> _Aim of the exercise_:
In the listing below, pick out lines with "page".

____________

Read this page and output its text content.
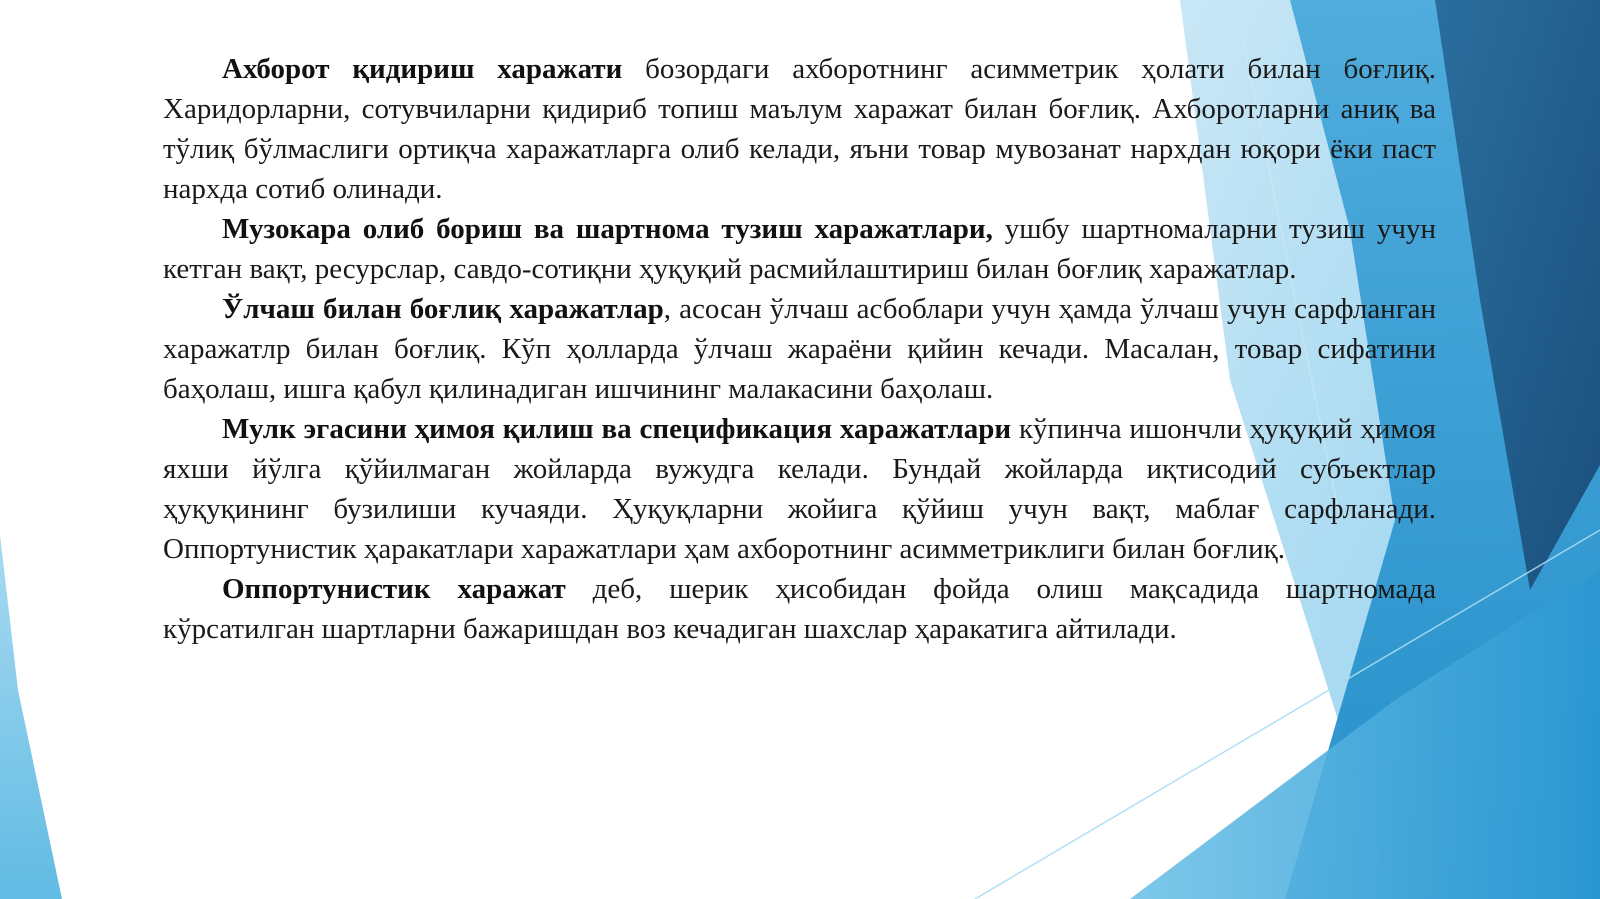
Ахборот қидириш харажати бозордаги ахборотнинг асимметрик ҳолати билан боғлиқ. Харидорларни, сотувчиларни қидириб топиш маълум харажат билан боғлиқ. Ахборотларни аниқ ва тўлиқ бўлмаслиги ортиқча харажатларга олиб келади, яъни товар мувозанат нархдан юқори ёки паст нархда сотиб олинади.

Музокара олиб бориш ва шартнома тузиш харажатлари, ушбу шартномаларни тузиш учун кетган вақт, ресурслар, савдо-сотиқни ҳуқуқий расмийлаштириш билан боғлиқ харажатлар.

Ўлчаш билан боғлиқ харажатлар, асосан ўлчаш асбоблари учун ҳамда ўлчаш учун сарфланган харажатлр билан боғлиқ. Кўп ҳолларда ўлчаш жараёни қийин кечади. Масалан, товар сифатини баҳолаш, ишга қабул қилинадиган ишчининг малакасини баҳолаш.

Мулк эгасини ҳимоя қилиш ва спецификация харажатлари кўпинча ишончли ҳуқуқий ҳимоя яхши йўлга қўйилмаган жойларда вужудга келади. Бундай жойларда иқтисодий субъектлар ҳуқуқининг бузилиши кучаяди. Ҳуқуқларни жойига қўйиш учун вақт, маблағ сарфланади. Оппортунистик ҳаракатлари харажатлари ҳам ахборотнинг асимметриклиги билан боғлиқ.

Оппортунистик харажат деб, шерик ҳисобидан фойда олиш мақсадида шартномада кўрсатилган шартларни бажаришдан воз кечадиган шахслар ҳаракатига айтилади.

____________

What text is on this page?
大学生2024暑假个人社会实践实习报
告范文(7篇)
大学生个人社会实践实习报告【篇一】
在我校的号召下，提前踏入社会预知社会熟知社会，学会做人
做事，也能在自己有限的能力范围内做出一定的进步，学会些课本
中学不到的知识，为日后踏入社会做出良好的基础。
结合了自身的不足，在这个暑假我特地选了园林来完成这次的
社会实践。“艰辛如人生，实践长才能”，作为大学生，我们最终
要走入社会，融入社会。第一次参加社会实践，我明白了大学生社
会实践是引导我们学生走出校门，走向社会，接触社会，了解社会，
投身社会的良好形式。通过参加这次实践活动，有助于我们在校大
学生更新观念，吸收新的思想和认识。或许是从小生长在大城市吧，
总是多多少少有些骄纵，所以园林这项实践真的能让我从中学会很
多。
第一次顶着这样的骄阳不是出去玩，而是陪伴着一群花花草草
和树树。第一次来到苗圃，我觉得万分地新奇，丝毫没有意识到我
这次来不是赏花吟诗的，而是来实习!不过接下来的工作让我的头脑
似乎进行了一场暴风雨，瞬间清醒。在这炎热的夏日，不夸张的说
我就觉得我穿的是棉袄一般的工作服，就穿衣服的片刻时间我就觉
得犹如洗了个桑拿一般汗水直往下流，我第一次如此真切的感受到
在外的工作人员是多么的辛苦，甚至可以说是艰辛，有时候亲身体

____________

> _Exercise output_:
Read this page and output its text content.
What text is on this page?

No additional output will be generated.